Text passage:

====

The remainder of the old village, containing a number of interesting early eighteenth century cottages, and a larger house known locally as Windsor Castle, were demolished in the mid-twentieth century under slum clearance legislation. The fragmentary ruins of the old mill, dating to 1642, can be seen by the burn behind the Scout Hall.

In 1874, James Johnstone, one of the partners in the Elmbank Mill, had built for himself the Scottish baronial-style Broom Hall on the lower slope of Myreton Hill. It operated for a time as a private Boys School called Clifford Park. It was burned out in the 1940s and stood as an abandoned shell until 1985 when it was converted into a nursing home. It has since been refurbished and operates a restaurant and bar and is a popular wedding and event location.

The war memorial was erected in 1922 and lists those killed in the World Wars. The bulk of those killed in the First World War were in the 7th Battalion Argyll and Sutherland Highlanders. In June 2016 a plaque was unveiled at the war memorial remembering the Polish soldiers who were stationed in the village.

As a commuter village Menstrie has undergone a period of expansion since 2000, with new housing built to the west and south of the village.
The firm responsible for maintenance of common areas around the new housing is currently (spring 2012) in dispute with an association of residents. The residents complain that: the maintenance work fails to meet standards stated in the deeds; that the charges are excessive; and that the company has resorted to excessively heavy-handed methods to extract payment, accusations the company rejects.

====

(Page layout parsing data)
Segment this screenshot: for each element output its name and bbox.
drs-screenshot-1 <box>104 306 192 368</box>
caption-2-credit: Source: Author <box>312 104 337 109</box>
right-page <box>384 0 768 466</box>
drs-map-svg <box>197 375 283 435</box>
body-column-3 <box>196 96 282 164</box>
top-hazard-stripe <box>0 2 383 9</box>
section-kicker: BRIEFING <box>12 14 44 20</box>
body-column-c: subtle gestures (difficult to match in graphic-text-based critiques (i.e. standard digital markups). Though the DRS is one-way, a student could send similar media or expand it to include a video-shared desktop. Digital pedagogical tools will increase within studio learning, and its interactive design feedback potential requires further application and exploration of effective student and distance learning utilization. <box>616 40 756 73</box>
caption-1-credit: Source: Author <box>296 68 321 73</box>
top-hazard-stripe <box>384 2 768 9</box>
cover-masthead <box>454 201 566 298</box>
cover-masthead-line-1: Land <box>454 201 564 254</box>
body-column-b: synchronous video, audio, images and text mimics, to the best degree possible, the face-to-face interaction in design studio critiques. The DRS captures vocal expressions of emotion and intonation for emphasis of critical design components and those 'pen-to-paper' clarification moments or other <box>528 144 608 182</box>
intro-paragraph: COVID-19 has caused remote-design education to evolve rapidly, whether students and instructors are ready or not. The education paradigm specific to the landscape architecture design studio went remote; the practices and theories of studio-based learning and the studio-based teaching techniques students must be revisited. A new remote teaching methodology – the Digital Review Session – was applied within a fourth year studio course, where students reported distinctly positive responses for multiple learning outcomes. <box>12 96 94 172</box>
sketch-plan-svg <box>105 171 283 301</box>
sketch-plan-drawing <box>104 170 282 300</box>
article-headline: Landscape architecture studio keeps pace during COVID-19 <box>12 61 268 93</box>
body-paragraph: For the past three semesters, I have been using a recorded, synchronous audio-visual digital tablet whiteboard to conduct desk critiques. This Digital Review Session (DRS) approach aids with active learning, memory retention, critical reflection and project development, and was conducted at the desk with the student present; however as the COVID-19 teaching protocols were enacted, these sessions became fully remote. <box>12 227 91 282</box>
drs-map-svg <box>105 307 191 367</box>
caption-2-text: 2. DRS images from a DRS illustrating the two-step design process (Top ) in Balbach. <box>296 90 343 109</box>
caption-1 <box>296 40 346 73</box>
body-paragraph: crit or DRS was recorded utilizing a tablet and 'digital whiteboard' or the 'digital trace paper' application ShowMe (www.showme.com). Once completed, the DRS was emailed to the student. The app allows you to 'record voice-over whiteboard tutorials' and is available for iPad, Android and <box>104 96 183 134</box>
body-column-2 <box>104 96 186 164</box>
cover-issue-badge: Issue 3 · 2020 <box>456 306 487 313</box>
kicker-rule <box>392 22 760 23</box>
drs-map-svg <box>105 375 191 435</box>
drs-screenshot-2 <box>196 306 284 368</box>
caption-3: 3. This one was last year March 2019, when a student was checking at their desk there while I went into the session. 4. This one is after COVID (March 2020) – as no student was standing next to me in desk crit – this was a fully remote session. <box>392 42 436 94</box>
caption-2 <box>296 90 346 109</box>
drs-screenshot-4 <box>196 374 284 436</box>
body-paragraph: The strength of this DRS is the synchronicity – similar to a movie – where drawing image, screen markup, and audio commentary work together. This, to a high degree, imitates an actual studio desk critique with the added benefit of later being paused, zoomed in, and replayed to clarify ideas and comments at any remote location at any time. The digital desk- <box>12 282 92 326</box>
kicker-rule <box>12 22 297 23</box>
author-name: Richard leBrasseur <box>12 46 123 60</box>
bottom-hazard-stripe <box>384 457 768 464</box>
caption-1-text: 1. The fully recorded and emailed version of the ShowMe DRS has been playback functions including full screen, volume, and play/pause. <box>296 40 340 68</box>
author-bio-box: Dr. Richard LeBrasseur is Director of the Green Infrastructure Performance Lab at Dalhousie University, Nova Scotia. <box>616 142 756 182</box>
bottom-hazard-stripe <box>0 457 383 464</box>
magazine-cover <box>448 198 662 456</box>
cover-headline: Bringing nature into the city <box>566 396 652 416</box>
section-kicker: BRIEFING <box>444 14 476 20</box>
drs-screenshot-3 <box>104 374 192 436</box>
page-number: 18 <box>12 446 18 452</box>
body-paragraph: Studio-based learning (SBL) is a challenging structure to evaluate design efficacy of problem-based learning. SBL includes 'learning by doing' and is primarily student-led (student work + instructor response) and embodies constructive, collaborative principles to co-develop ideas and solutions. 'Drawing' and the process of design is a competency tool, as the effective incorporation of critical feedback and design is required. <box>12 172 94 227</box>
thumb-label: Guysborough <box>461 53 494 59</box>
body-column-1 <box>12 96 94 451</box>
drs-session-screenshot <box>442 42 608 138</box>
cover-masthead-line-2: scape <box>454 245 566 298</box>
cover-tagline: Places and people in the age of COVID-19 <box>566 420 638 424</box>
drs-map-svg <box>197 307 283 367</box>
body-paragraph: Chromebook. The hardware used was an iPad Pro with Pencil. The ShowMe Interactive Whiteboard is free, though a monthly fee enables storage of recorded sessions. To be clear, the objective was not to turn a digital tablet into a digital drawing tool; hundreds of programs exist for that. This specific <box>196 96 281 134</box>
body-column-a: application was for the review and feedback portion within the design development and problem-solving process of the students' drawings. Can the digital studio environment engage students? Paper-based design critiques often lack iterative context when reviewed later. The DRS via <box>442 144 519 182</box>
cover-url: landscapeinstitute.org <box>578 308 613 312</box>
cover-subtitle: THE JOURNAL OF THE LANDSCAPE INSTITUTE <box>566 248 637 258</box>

====

Extend the text about the village of Menstrie, starting after its final sentence. You don't need the rows for this.

Task result:
There are eight roads/ streets in Menstrie named after hills on the Ochils, Dumyat Road, Craighorn, Craigomus, Colsnaur, Lipney, Losshill, Myreton and Castle Road.There are six roads / streets in Menstrie named after families. Abercrombie, Cairns, Windsor, Johnstone, Holbourne, and Victoria

In December 2009, Clackmannanshire Council announced an alteration to the local development plan for housing land. This allowed for construction of 175 new housing units, including 36 termed 'affordable', to the south-east of the village. The Council subsequently modified the plan as recommended by a Reporter appointed by Scottish Ministers. In the absence of further directions from the ministers, the council formally adopted the modified plan in the autumn of 2011. Among other stipulations and guidelines the modified plan as adopted allowed for 175 housing units, 43 affordable; and required a detailed Flood Risk Assessment to determine ground conditions and water management needs on and for the site.

An application for construction of 84 houses on the site was made on 8 April 2013. Among the documents relating to the application, one from SEPA on 30 October 2013 stated "... we would not support the proposal to include additional properties behind the embankment as we would not consider this area to be outwith the 1:200 year flood extent." The application was subsequently removed from the planning register.